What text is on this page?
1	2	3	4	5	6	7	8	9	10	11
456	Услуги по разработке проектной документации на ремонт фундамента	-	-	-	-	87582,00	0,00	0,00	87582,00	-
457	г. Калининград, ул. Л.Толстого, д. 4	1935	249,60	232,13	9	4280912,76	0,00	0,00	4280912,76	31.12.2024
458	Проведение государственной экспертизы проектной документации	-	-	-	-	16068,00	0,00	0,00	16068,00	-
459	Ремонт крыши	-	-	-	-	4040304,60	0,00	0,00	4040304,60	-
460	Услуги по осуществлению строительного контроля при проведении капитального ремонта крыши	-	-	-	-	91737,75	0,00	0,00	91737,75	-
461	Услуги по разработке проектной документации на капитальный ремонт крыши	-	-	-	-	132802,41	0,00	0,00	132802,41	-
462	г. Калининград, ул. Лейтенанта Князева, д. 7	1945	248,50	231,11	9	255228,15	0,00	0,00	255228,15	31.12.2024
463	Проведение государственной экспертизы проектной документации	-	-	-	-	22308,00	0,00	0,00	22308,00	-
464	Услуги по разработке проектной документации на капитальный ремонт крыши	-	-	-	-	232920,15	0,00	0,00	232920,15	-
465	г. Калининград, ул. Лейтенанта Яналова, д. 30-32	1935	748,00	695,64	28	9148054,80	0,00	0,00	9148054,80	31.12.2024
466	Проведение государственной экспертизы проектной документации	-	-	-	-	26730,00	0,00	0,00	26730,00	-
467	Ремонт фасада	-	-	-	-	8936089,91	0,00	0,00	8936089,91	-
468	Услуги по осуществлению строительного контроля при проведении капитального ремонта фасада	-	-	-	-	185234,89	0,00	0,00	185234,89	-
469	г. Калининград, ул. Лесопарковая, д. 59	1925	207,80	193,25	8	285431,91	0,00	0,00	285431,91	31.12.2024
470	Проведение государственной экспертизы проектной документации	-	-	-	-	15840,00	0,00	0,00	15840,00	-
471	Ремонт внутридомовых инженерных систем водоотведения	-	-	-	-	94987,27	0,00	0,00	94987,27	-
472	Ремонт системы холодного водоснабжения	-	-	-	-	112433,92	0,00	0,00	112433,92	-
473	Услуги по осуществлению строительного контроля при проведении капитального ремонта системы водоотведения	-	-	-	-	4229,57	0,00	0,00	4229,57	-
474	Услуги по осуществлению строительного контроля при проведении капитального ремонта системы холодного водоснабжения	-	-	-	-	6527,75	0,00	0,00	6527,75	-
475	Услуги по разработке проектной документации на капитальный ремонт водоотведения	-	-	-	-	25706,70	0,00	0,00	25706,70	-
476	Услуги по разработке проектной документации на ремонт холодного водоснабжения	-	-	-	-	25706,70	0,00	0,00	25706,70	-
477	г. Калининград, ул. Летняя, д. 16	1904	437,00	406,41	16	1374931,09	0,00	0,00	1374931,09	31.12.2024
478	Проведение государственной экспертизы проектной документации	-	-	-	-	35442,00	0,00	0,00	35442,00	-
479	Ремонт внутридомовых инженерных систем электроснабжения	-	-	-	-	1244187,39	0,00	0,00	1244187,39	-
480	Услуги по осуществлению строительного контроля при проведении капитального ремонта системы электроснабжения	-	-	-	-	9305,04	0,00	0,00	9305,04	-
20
+++
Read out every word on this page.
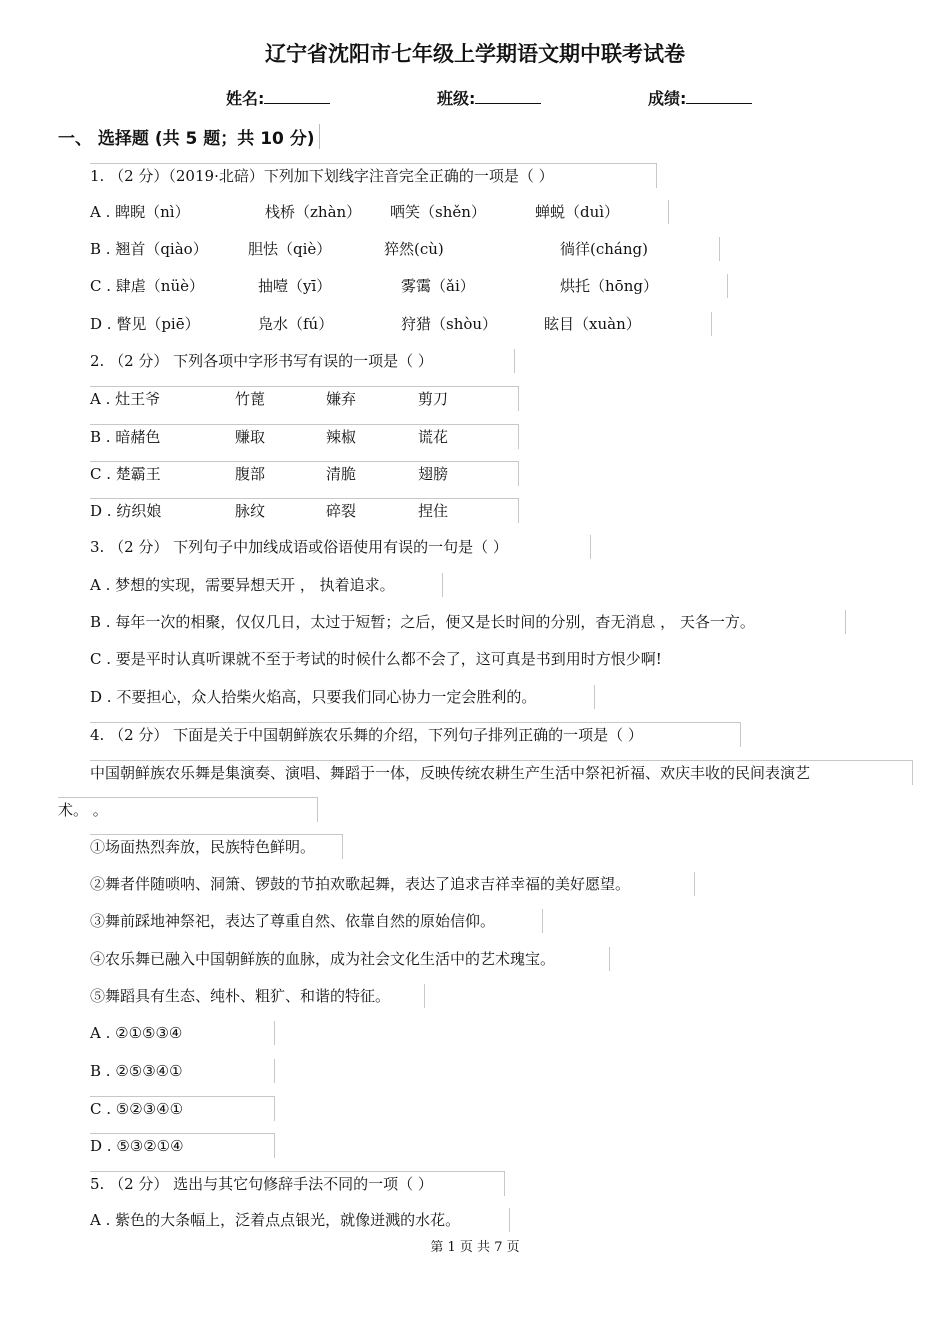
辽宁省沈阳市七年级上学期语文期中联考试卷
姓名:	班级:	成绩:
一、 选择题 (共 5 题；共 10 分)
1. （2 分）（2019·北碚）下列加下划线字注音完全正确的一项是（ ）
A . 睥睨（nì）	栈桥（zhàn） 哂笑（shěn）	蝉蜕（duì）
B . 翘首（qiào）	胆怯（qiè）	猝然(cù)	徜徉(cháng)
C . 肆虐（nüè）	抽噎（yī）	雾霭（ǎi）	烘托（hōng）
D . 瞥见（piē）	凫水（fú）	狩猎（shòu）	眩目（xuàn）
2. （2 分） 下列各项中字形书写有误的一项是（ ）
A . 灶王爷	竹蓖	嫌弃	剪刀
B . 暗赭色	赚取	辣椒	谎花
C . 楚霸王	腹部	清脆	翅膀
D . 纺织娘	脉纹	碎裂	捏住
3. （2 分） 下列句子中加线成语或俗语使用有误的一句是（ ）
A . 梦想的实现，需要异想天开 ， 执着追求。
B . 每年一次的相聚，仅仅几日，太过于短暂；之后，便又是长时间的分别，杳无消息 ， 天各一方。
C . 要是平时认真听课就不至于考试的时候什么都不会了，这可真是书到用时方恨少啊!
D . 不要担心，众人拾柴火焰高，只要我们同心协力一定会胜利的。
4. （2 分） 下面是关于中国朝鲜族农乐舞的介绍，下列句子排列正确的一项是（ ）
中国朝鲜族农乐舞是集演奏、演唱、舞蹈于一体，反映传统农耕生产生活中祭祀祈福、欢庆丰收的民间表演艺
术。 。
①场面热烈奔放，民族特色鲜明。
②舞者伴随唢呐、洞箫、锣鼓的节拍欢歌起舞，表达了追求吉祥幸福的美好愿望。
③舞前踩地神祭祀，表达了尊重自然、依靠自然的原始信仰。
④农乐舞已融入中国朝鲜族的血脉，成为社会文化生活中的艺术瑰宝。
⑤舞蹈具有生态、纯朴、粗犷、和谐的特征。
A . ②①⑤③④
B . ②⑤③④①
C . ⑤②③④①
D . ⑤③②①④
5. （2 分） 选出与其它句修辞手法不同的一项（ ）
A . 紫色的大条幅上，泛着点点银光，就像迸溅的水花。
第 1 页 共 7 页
+++
*Challenge*.
Scan the listing above for the word "электроснабжения" and copy every line that holds it.

*Output*.
479	Ремонт внутридомовых инженерных систем электроснабжения	-	-	-	-	1244187,39	0,00	0,00	1244187,39	-
480	Услуги по осуществлению строительного контроля при проведении капитального ремонта системы электроснабжения	-	-	-	-	9305,04	0,00	0,00	9305,04	-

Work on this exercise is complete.